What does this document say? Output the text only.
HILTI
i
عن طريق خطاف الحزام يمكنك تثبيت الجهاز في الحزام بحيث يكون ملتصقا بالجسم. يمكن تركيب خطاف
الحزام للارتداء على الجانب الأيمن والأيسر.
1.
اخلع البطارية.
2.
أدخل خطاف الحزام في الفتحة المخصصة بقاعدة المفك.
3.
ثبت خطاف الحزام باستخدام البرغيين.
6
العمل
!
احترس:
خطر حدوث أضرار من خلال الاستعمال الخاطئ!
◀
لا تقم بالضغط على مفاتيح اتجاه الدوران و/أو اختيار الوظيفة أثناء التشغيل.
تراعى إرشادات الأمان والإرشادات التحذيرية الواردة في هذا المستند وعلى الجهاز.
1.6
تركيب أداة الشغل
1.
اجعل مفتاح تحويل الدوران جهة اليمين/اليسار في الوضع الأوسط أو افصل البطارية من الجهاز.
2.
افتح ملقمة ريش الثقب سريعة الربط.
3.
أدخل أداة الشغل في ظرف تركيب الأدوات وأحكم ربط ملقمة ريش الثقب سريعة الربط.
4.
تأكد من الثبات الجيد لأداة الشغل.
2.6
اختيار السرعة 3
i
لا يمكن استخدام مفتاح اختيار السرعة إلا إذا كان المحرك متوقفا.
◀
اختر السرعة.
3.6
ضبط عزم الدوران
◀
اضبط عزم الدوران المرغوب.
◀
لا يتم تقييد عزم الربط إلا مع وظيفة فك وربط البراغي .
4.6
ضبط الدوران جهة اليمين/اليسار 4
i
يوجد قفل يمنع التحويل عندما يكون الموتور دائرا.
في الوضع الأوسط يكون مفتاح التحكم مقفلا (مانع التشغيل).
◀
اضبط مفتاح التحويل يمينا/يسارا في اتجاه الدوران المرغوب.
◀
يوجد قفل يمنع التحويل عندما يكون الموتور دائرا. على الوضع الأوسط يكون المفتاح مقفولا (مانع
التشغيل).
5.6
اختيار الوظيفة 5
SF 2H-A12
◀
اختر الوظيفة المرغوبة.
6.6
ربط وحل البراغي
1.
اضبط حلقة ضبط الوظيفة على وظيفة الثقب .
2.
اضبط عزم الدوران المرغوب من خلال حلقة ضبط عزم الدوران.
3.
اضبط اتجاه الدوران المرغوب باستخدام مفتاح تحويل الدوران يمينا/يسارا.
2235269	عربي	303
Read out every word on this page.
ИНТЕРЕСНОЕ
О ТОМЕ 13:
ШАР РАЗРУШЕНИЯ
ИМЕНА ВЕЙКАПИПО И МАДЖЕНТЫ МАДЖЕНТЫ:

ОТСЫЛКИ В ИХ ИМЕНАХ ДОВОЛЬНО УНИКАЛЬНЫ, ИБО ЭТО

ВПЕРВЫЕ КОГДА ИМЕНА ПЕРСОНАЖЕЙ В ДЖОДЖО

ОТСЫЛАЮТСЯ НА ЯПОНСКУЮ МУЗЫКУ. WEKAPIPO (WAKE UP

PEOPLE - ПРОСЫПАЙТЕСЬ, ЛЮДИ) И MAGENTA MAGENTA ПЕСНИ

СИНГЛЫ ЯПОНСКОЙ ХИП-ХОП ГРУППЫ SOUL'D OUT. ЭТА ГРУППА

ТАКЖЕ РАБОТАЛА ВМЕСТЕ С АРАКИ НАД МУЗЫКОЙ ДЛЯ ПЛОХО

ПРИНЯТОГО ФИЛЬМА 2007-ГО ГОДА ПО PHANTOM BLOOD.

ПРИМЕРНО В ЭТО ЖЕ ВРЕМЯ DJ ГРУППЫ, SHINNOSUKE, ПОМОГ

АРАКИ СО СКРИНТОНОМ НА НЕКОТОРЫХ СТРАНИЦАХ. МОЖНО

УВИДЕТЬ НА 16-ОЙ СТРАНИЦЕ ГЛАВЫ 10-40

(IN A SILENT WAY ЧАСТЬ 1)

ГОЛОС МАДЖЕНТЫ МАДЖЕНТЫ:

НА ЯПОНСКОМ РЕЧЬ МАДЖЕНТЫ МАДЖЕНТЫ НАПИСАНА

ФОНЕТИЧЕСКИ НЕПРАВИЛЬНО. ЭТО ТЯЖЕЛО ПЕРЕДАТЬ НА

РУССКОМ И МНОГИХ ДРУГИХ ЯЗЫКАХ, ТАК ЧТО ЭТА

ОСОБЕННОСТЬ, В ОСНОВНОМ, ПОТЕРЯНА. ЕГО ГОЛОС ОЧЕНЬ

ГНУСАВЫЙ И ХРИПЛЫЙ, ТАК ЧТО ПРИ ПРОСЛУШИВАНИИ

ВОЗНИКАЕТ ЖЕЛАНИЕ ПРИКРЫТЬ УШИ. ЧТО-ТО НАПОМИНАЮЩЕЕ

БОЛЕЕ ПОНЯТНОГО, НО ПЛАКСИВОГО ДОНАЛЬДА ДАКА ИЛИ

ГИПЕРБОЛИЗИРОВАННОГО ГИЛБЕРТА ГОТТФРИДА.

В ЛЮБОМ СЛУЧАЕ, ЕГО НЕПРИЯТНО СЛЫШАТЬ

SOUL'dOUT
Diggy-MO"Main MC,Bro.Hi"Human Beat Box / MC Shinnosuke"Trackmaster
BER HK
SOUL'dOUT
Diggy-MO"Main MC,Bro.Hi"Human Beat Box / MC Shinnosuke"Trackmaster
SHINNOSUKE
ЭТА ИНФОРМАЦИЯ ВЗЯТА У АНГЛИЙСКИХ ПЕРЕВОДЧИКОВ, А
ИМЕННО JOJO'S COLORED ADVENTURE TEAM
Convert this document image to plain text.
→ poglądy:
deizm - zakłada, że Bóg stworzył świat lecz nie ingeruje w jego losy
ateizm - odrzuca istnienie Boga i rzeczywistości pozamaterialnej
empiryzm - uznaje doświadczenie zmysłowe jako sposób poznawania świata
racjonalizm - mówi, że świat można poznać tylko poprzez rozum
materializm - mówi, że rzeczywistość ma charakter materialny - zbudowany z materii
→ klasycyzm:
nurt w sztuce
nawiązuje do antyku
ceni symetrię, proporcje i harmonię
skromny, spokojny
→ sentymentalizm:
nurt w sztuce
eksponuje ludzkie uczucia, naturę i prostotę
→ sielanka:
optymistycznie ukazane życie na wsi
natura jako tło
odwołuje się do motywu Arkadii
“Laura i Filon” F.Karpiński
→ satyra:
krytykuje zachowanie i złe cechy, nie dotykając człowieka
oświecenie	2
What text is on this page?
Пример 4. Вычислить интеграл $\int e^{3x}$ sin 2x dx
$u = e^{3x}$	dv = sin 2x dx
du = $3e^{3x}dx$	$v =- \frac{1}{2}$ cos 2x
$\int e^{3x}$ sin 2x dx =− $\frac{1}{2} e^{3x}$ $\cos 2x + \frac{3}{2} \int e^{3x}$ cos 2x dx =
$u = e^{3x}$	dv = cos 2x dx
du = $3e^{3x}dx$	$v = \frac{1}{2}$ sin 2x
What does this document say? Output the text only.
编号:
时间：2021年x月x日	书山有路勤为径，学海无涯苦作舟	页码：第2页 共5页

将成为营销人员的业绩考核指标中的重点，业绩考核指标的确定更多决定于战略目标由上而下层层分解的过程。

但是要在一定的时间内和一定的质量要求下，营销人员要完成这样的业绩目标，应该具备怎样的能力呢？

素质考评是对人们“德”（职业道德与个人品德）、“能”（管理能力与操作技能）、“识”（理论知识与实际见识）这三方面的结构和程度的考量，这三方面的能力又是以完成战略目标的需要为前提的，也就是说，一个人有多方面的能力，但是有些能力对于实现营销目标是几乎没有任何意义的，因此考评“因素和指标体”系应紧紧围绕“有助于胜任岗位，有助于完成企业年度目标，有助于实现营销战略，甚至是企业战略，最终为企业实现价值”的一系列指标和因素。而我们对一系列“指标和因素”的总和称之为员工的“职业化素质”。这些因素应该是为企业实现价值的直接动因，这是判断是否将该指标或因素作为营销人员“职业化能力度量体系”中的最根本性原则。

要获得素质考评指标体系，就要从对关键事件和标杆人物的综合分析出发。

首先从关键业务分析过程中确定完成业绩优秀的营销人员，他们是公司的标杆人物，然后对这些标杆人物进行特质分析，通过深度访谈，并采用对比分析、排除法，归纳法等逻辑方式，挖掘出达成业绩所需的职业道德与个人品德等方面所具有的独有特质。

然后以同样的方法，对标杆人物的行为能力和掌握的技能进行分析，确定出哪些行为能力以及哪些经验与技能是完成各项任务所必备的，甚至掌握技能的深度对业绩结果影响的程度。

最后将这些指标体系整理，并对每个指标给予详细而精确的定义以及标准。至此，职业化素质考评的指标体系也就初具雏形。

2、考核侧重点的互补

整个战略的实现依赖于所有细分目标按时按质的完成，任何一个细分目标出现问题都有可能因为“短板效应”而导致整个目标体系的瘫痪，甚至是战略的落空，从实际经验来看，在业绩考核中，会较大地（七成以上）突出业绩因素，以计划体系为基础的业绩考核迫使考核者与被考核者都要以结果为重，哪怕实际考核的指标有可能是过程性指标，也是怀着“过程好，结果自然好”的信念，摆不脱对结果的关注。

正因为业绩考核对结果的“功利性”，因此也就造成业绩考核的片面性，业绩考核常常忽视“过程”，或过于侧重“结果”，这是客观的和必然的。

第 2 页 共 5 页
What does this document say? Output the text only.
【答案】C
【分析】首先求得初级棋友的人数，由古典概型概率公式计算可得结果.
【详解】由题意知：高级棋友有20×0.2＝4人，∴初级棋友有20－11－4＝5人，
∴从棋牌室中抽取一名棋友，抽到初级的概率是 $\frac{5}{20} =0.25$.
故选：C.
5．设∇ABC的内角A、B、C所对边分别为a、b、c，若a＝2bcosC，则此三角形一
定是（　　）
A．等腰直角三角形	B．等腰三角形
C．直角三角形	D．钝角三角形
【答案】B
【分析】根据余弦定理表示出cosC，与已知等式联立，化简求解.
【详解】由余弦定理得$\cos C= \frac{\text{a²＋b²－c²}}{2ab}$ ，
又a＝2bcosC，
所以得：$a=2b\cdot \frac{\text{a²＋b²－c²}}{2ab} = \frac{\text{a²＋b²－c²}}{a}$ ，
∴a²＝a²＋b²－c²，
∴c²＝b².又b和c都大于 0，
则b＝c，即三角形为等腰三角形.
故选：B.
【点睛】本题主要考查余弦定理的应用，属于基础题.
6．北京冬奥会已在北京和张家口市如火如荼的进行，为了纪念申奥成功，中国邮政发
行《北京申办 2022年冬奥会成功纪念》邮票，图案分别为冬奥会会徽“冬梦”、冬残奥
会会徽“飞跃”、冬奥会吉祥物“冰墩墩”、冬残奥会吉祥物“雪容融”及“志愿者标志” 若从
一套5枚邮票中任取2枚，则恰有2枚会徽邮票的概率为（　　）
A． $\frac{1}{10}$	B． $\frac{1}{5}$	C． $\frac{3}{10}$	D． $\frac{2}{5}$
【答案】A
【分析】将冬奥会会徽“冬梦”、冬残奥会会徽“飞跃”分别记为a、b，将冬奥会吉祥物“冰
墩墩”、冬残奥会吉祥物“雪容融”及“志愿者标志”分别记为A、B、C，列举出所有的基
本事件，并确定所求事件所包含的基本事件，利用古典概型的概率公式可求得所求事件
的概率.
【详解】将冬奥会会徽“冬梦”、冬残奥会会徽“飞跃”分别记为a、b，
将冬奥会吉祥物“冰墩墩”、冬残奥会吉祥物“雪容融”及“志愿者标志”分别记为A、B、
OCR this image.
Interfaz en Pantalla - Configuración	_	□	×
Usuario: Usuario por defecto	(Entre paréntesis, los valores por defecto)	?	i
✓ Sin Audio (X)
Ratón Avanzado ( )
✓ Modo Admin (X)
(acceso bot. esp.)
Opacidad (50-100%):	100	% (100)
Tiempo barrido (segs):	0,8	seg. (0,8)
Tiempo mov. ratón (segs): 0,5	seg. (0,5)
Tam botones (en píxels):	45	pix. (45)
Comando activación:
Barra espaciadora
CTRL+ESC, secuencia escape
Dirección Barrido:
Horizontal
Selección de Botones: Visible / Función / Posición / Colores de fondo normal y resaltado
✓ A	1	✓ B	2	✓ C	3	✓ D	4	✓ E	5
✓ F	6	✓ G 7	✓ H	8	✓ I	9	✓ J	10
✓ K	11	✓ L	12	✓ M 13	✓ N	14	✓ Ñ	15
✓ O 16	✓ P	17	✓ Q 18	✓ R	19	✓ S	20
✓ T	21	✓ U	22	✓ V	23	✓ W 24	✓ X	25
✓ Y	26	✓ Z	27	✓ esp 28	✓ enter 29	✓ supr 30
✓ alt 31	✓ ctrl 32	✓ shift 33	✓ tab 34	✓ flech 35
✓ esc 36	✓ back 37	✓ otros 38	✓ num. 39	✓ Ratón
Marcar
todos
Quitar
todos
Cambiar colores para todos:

Problem details:
Copy out every line holding the string "الأوسط".

Written solution:
اجعل مفتاح تحويل الدوران جهة اليمين/اليسار في الوضع الأوسط أو افصل البطارية من الجهاز.
في الوضع الأوسط يكون مفتاح التحكم مقفلا (مانع التشغيل).
يوجد قفل يمنع التحويل عندما يكون الموتور دائرا. على الوضع الأوسط يكون المفتاح مقفولا (مانع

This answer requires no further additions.